Exercise task ▸
Copy exactly, and only, the lines from the line containing "Enumerate this screenshot's" through the last line of the records below, both included, and leave out any pictures.

Records for this exercise ▸
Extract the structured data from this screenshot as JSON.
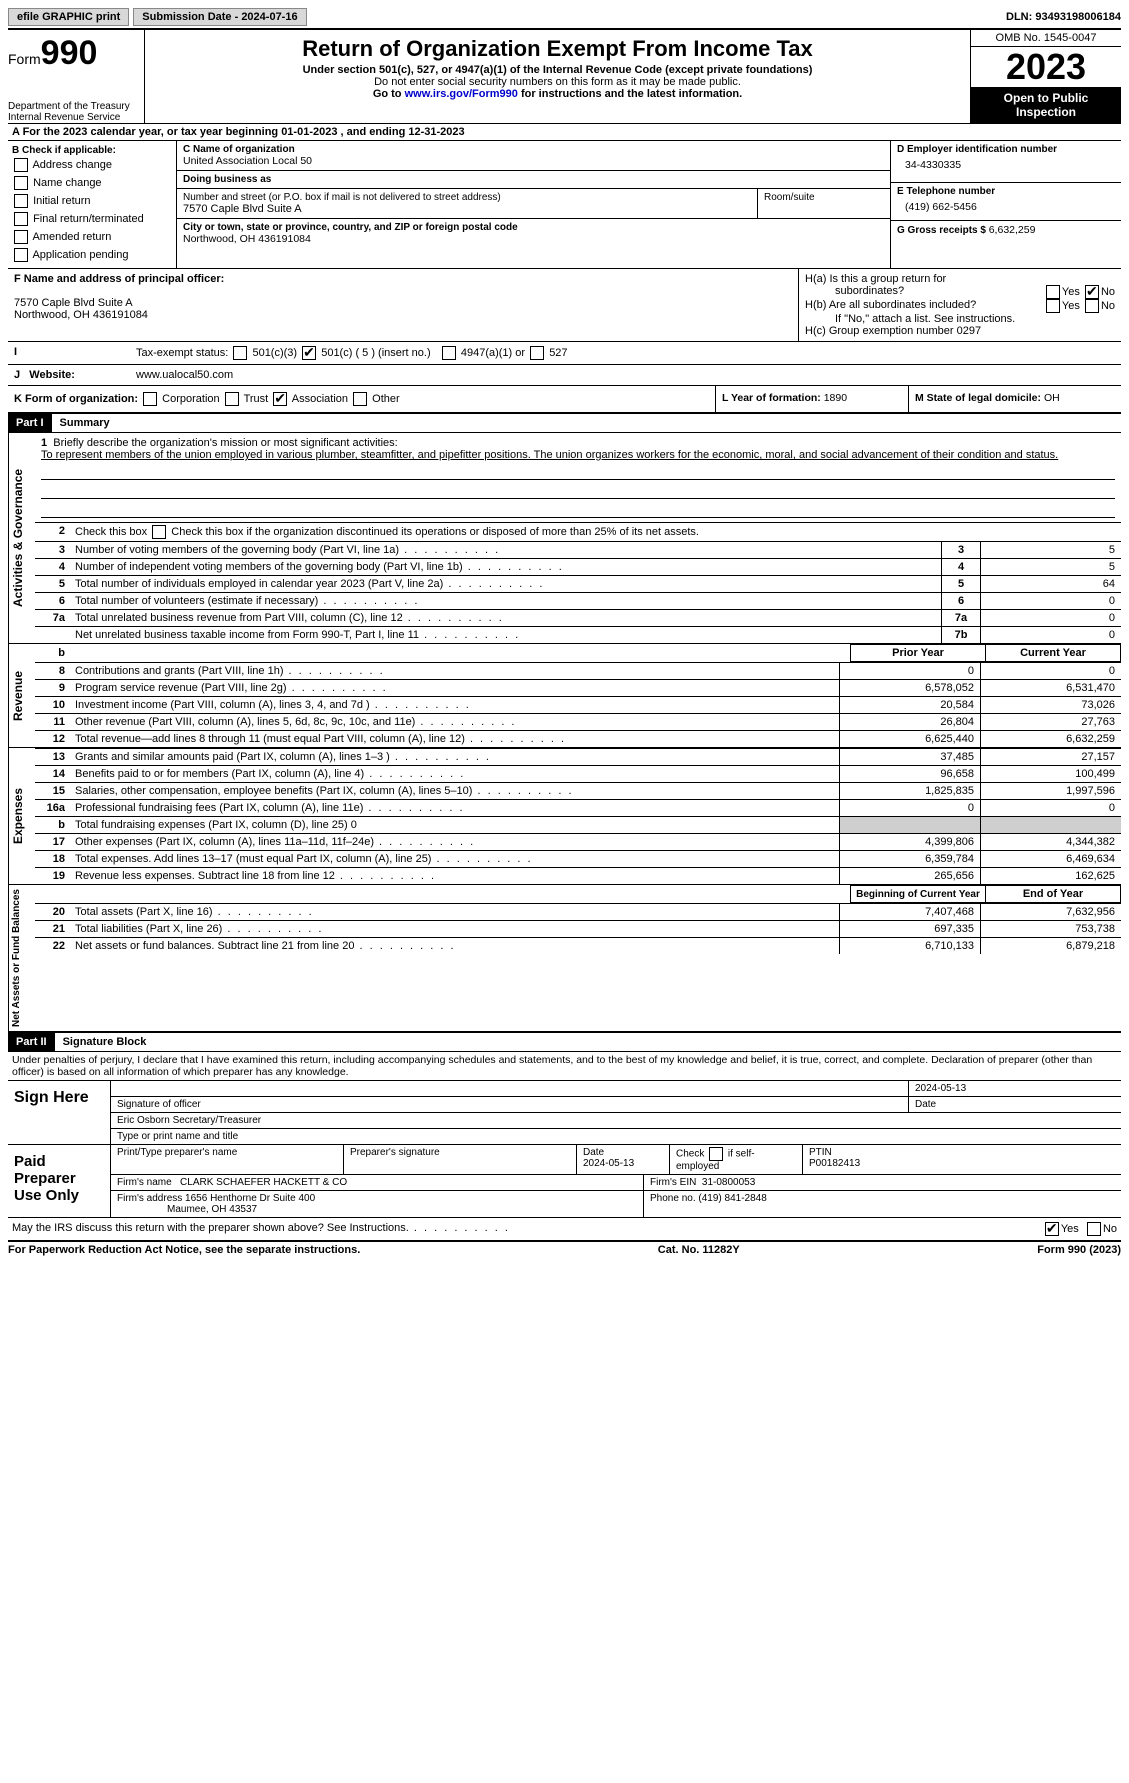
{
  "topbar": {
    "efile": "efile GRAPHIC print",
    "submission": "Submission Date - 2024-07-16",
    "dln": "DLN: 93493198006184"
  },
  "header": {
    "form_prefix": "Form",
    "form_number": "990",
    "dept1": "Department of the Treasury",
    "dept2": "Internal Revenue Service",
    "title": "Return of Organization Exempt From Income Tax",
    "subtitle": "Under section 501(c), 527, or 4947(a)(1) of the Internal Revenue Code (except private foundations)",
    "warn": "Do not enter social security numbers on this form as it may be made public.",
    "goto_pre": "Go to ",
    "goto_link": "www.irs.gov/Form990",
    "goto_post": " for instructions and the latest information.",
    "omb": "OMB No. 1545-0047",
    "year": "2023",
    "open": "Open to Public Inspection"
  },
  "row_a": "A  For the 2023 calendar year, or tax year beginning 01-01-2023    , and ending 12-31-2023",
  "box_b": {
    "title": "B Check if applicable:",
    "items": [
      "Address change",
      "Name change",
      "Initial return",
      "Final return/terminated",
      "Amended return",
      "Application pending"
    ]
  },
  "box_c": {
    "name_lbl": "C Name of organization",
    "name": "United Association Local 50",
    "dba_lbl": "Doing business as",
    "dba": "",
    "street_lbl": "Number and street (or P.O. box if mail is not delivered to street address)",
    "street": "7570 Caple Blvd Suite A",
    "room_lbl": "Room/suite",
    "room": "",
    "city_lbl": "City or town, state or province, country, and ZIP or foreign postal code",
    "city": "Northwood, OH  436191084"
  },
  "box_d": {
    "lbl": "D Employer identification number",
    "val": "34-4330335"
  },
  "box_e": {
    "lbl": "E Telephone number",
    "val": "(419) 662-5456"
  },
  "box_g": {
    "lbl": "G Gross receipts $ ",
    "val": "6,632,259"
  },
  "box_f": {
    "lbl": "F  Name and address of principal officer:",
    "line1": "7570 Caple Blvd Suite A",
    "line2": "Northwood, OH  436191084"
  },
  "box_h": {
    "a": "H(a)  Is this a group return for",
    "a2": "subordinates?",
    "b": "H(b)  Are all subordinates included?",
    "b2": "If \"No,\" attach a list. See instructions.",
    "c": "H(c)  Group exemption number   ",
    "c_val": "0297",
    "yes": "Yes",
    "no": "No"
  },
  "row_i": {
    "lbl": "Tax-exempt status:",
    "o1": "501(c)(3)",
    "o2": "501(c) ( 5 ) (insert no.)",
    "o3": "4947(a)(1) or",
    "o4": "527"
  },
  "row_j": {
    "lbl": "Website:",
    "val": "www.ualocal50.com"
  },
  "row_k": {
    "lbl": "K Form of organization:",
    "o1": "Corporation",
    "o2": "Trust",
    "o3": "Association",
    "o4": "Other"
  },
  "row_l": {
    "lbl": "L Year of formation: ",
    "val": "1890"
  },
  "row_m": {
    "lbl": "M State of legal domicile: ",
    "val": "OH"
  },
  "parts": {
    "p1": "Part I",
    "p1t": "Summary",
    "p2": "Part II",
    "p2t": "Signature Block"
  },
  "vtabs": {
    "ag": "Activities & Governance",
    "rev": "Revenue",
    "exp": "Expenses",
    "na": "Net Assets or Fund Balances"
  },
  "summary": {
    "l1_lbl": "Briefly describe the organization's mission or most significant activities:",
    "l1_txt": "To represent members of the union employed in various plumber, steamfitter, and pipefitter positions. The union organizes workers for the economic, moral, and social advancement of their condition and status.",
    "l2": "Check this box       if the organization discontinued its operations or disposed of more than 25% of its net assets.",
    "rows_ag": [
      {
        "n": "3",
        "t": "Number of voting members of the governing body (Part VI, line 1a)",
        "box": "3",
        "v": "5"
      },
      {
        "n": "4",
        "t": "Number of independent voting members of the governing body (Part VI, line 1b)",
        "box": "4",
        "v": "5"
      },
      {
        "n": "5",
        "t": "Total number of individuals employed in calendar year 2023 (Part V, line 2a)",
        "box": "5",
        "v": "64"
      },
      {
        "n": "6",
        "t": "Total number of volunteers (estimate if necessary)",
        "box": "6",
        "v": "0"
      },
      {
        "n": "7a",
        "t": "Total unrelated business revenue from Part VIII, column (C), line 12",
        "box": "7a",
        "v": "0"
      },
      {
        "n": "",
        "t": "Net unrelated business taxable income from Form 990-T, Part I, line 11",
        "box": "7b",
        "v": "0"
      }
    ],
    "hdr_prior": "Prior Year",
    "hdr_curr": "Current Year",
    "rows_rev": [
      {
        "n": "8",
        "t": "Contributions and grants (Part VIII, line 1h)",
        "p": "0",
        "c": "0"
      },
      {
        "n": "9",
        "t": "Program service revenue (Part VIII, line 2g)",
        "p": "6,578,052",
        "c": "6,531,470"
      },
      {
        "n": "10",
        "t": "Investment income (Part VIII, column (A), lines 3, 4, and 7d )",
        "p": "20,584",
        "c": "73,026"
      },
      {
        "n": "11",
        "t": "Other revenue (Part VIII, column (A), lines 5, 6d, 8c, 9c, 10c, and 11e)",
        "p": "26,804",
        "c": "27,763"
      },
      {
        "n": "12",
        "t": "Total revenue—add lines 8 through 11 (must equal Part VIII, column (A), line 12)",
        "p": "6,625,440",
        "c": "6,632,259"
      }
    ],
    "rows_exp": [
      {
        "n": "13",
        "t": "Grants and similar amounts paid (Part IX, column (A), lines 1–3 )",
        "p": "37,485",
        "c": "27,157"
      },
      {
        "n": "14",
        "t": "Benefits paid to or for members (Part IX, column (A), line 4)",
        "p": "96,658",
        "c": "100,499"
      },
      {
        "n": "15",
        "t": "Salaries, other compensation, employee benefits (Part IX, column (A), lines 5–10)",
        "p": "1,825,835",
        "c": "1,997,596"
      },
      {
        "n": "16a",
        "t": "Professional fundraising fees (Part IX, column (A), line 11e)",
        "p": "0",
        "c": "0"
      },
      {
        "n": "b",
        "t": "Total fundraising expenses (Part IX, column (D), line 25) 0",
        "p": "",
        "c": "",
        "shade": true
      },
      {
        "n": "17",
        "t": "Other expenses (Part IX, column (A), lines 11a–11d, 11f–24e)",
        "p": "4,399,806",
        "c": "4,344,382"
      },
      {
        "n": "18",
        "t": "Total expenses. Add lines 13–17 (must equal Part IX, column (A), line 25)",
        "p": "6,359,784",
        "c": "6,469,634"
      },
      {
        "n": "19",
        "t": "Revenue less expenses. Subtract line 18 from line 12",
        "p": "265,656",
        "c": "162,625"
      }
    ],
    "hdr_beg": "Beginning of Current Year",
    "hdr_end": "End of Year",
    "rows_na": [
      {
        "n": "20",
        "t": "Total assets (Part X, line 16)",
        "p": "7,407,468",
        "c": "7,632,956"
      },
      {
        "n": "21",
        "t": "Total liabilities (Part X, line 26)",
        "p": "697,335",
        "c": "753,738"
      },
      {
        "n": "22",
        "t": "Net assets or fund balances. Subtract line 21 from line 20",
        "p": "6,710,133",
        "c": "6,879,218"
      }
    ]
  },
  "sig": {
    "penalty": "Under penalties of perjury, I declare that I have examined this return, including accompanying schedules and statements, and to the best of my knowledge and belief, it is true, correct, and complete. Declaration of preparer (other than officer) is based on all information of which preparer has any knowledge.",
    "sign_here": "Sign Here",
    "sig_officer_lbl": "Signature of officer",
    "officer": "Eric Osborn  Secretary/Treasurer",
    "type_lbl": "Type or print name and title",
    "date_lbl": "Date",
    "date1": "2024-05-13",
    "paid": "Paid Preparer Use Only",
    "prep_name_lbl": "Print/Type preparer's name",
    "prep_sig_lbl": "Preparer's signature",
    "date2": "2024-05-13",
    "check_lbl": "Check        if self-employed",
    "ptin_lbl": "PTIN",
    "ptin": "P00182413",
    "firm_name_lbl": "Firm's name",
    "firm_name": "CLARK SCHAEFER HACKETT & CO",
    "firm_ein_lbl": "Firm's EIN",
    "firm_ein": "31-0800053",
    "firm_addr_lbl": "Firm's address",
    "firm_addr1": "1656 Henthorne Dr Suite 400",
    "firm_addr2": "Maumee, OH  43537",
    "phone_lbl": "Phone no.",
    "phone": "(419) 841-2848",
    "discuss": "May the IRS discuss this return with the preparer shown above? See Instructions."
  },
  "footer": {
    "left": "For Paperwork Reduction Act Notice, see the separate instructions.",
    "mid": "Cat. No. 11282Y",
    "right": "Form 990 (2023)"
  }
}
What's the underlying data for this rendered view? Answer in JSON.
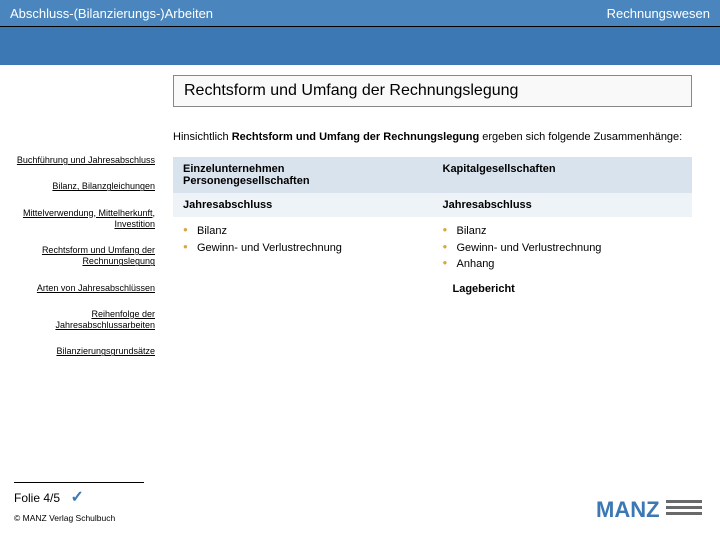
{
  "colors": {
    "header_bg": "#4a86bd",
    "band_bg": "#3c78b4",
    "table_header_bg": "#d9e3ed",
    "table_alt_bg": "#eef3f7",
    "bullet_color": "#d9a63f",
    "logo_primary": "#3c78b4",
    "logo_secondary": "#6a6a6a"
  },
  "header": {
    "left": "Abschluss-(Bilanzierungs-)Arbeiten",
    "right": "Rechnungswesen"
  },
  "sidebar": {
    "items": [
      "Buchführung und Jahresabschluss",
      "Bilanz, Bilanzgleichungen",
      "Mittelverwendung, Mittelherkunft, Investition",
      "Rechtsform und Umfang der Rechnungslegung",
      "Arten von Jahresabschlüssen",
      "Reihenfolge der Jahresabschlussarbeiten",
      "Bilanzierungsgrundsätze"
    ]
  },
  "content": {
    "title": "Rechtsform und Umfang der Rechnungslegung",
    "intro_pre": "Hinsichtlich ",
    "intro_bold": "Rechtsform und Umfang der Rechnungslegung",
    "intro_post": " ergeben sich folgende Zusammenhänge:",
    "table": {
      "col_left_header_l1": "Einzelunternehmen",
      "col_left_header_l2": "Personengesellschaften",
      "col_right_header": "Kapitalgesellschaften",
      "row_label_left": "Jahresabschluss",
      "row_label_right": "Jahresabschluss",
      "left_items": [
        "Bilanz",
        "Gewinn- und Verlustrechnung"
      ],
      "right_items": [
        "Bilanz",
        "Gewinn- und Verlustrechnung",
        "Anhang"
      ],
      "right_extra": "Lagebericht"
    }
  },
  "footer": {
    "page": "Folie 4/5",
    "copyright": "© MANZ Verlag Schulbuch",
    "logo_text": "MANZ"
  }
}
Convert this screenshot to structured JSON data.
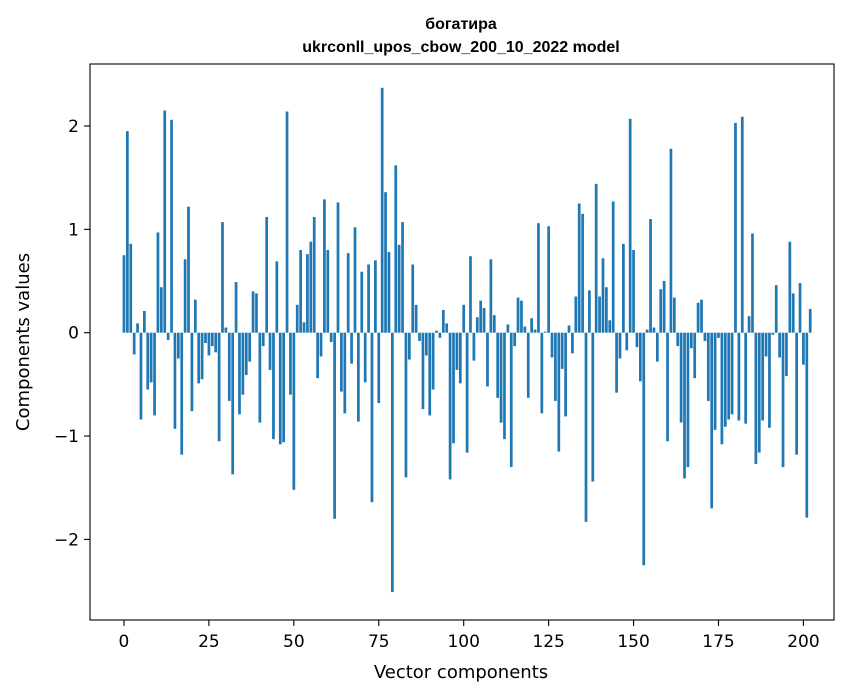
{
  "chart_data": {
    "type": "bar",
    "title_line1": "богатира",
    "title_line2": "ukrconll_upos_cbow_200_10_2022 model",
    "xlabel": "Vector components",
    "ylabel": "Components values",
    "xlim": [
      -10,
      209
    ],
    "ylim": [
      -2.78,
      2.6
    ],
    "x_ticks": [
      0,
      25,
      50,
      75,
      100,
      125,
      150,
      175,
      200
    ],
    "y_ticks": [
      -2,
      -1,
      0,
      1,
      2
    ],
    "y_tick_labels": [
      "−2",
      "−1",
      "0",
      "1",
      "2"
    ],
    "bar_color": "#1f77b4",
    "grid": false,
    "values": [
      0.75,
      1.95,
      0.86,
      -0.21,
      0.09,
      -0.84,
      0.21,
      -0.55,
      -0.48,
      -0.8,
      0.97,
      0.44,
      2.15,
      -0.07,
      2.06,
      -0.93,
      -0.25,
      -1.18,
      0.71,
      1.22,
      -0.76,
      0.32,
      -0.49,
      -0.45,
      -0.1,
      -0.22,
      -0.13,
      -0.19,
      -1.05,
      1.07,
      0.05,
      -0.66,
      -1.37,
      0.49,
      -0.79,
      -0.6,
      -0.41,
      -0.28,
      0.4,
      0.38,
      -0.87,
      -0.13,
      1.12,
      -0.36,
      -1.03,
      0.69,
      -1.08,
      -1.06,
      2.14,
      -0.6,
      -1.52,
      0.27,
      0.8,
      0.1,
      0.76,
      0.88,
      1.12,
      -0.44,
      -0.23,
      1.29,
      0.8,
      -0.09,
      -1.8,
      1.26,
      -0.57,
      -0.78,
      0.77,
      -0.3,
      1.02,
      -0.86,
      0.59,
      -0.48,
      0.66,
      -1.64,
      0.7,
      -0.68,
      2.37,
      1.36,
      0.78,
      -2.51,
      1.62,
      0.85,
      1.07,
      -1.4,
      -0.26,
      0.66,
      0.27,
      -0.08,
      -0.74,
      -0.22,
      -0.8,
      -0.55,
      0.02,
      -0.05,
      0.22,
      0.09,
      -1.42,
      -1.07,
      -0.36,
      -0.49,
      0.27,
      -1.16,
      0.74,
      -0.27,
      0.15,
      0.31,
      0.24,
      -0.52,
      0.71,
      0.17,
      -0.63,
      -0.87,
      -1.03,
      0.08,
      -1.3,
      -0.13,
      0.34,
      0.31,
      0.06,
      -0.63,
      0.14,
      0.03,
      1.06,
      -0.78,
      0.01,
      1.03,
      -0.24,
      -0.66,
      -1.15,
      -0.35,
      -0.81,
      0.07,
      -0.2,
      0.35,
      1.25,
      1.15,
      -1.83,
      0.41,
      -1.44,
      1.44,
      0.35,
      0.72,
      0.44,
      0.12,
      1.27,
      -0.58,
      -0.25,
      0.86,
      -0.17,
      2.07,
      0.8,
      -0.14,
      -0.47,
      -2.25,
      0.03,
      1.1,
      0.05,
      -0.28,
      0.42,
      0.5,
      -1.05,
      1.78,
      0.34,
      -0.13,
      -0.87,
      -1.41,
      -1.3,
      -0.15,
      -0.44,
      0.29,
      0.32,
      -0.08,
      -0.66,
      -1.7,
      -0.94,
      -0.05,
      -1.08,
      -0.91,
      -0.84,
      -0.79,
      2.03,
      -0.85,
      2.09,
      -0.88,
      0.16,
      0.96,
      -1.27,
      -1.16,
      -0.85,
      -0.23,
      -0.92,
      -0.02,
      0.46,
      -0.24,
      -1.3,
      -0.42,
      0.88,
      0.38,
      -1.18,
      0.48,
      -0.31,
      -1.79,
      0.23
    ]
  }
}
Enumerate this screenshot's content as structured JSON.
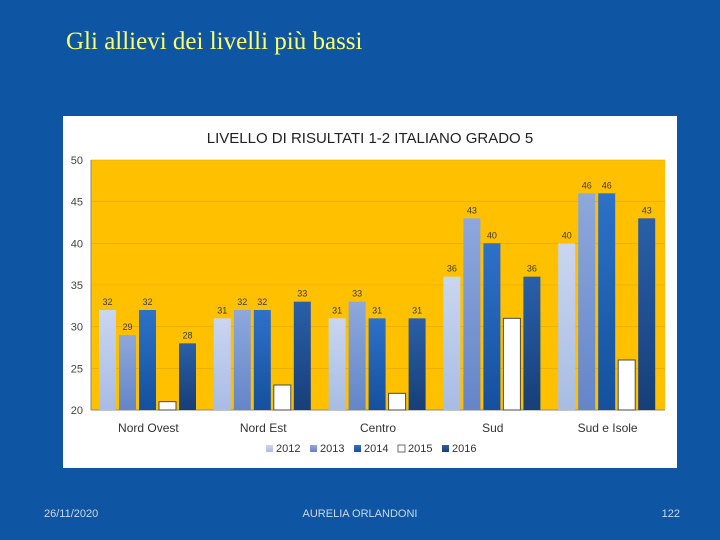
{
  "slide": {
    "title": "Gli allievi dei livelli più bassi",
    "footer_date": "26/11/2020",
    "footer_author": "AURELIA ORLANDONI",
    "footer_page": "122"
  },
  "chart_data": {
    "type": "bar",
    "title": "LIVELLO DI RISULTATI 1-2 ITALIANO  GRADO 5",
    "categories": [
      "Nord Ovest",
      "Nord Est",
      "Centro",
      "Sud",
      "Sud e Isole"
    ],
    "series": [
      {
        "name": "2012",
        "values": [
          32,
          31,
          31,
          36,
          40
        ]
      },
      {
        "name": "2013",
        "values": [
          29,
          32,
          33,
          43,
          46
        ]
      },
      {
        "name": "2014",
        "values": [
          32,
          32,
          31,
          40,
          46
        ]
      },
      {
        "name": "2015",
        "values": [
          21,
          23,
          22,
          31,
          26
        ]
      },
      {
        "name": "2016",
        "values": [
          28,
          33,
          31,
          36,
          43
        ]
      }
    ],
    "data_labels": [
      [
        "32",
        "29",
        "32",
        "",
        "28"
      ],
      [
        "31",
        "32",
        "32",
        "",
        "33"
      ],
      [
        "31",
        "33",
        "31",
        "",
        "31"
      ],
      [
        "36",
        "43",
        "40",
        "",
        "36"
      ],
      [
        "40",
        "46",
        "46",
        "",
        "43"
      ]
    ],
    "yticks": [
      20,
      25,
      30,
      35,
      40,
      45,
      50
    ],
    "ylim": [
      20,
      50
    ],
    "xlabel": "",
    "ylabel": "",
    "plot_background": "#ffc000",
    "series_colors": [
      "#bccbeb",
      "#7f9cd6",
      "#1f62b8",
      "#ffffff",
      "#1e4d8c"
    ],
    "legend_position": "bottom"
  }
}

Final result ▸
Enumerate this screenshot's content as structured JSON.
{
  "slide": {
    "title": "Gli allievi dei livelli più bassi",
    "footer_date": "26/11/2020",
    "footer_author": "AURELIA ORLANDONI",
    "footer_page": "122"
  },
  "chart_data": {
    "type": "bar",
    "title": "LIVELLO DI RISULTATI 1-2 ITALIANO  GRADO 5",
    "categories": [
      "Nord Ovest",
      "Nord Est",
      "Centro",
      "Sud",
      "Sud e Isole"
    ],
    "series": [
      {
        "name": "2012",
        "values": [
          32,
          31,
          31,
          36,
          40
        ]
      },
      {
        "name": "2013",
        "values": [
          29,
          32,
          33,
          43,
          46
        ]
      },
      {
        "name": "2014",
        "values": [
          32,
          32,
          31,
          40,
          46
        ]
      },
      {
        "name": "2015",
        "values": [
          21,
          23,
          22,
          31,
          26
        ]
      },
      {
        "name": "2016",
        "values": [
          28,
          33,
          31,
          36,
          43
        ]
      }
    ],
    "data_labels": [
      [
        "32",
        "29",
        "32",
        "",
        "28"
      ],
      [
        "31",
        "32",
        "32",
        "",
        "33"
      ],
      [
        "31",
        "33",
        "31",
        "",
        "31"
      ],
      [
        "36",
        "43",
        "40",
        "",
        "36"
      ],
      [
        "40",
        "46",
        "46",
        "",
        "43"
      ]
    ],
    "yticks": [
      20,
      25,
      30,
      35,
      40,
      45,
      50
    ],
    "ylim": [
      20,
      50
    ],
    "xlabel": "",
    "ylabel": "",
    "plot_background": "#ffc000",
    "series_colors": [
      "#bccbeb",
      "#7f9cd6",
      "#1f62b8",
      "#ffffff",
      "#1e4d8c"
    ],
    "legend_position": "bottom"
  }
}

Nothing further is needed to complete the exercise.